● Goal of the exercise:
Return each record verbatim, images excluded.

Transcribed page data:
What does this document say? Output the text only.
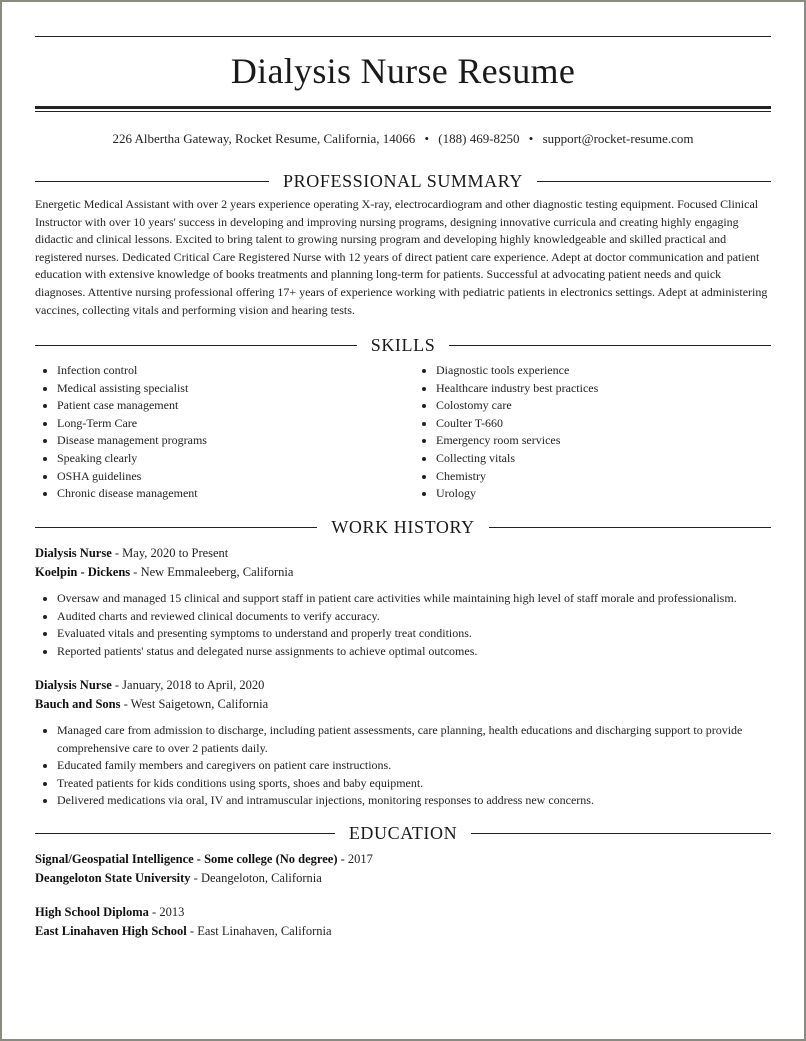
Dialysis Nurse Resume
226 Albertha Gateway, Rocket Resume, California, 14066 • (188) 469-8250 • support@rocket-resume.com
PROFESSIONAL SUMMARY
Energetic Medical Assistant with over 2 years experience operating X-ray, electrocardiogram and other diagnostic testing equipment. Focused Clinical Instructor with over 10 years' success in developing and improving nursing programs, designing innovative curricula and creating highly engaging didactic and clinical lessons. Excited to bring talent to growing nursing program and developing highly knowledgeable and skilled practical and registered nurses. Dedicated Critical Care Registered Nurse with 12 years of direct patient care experience. Adept at doctor communication and patient education with extensive knowledge of books treatments and planning long-term for patients. Successful at advocating patient needs and quick diagnoses. Attentive nursing professional offering 17+ years of experience working with pediatric patients in electronics settings. Adept at administering vaccines, collecting vitals and performing vision and hearing tests.
SKILLS
Infection control
Medical assisting specialist
Patient case management
Long-Term Care
Disease management programs
Speaking clearly
OSHA guidelines
Chronic disease management
Diagnostic tools experience
Healthcare industry best practices
Colostomy care
Coulter T-660
Emergency room services
Collecting vitals
Chemistry
Urology
WORK HISTORY
Dialysis Nurse - May, 2020 to Present
Koelpin - Dickens - New Emmaleeberg, California
Oversaw and managed 15 clinical and support staff in patient care activities while maintaining high level of staff morale and professionalism.
Audited charts and reviewed clinical documents to verify accuracy.
Evaluated vitals and presenting symptoms to understand and properly treat conditions.
Reported patients' status and delegated nurse assignments to achieve optimal outcomes.
Dialysis Nurse - January, 2018 to April, 2020
Bauch and Sons - West Saigetown, California
Managed care from admission to discharge, including patient assessments, care planning, health educations and discharging support to provide comprehensive care to over 2 patients daily.
Educated family members and caregivers on patient care instructions.
Treated patients for kids conditions using sports, shoes and baby equipment.
Delivered medications via oral, IV and intramuscular injections, monitoring responses to address new concerns.
EDUCATION
Signal/Geospatial Intelligence - Some college (No degree) - 2017
Deangeloton State University - Deangeloton, California
High School Diploma - 2013
East Linahaven High School - East Linahaven, California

● Response below:
What does this document say? Output the text only.
Dialysis Nurse Resume
226 Albertha Gateway, Rocket Resume, California, 14066 • (188) 469-8250 • support@rocket-resume.com
PROFESSIONAL SUMMARY
Energetic Medical Assistant with over 2 years experience operating X-ray, electrocardiogram and other diagnostic testing equipment. Focused Clinical Instructor with over 10 years' success in developing and improving nursing programs, designing innovative curricula and creating highly engaging didactic and clinical lessons. Excited to bring talent to growing nursing program and developing highly knowledgeable and skilled practical and registered nurses. Dedicated Critical Care Registered Nurse with 12 years of direct patient care experience. Adept at doctor communication and patient education with extensive knowledge of books treatments and planning long-term for patients. Successful at advocating patient needs and quick diagnoses. Attentive nursing professional offering 17+ years of experience working with pediatric patients in electronics settings. Adept at administering vaccines, collecting vitals and performing vision and hearing tests.
SKILLS
Infection control
Medical assisting specialist
Patient case management
Long-Term Care
Disease management programs
Speaking clearly
OSHA guidelines
Chronic disease management
Diagnostic tools experience
Healthcare industry best practices
Colostomy care
Coulter T-660
Emergency room services
Collecting vitals
Chemistry
Urology
WORK HISTORY
Dialysis Nurse - May, 2020 to Present
Koelpin - Dickens - New Emmaleeberg, California
Oversaw and managed 15 clinical and support staff in patient care activities while maintaining high level of staff morale and professionalism.
Audited charts and reviewed clinical documents to verify accuracy.
Evaluated vitals and presenting symptoms to understand and properly treat conditions.
Reported patients' status and delegated nurse assignments to achieve optimal outcomes.
Dialysis Nurse - January, 2018 to April, 2020
Bauch and Sons - West Saigetown, California
Managed care from admission to discharge, including patient assessments, care planning, health educations and discharging support to provide comprehensive care to over 2 patients daily.
Educated family members and caregivers on patient care instructions.
Treated patients for kids conditions using sports, shoes and baby equipment.
Delivered medications via oral, IV and intramuscular injections, monitoring responses to address new concerns.
EDUCATION
Signal/Geospatial Intelligence - Some college (No degree) - 2017
Deangeloton State University - Deangeloton, California
High School Diploma - 2013
East Linahaven High School - East Linahaven, California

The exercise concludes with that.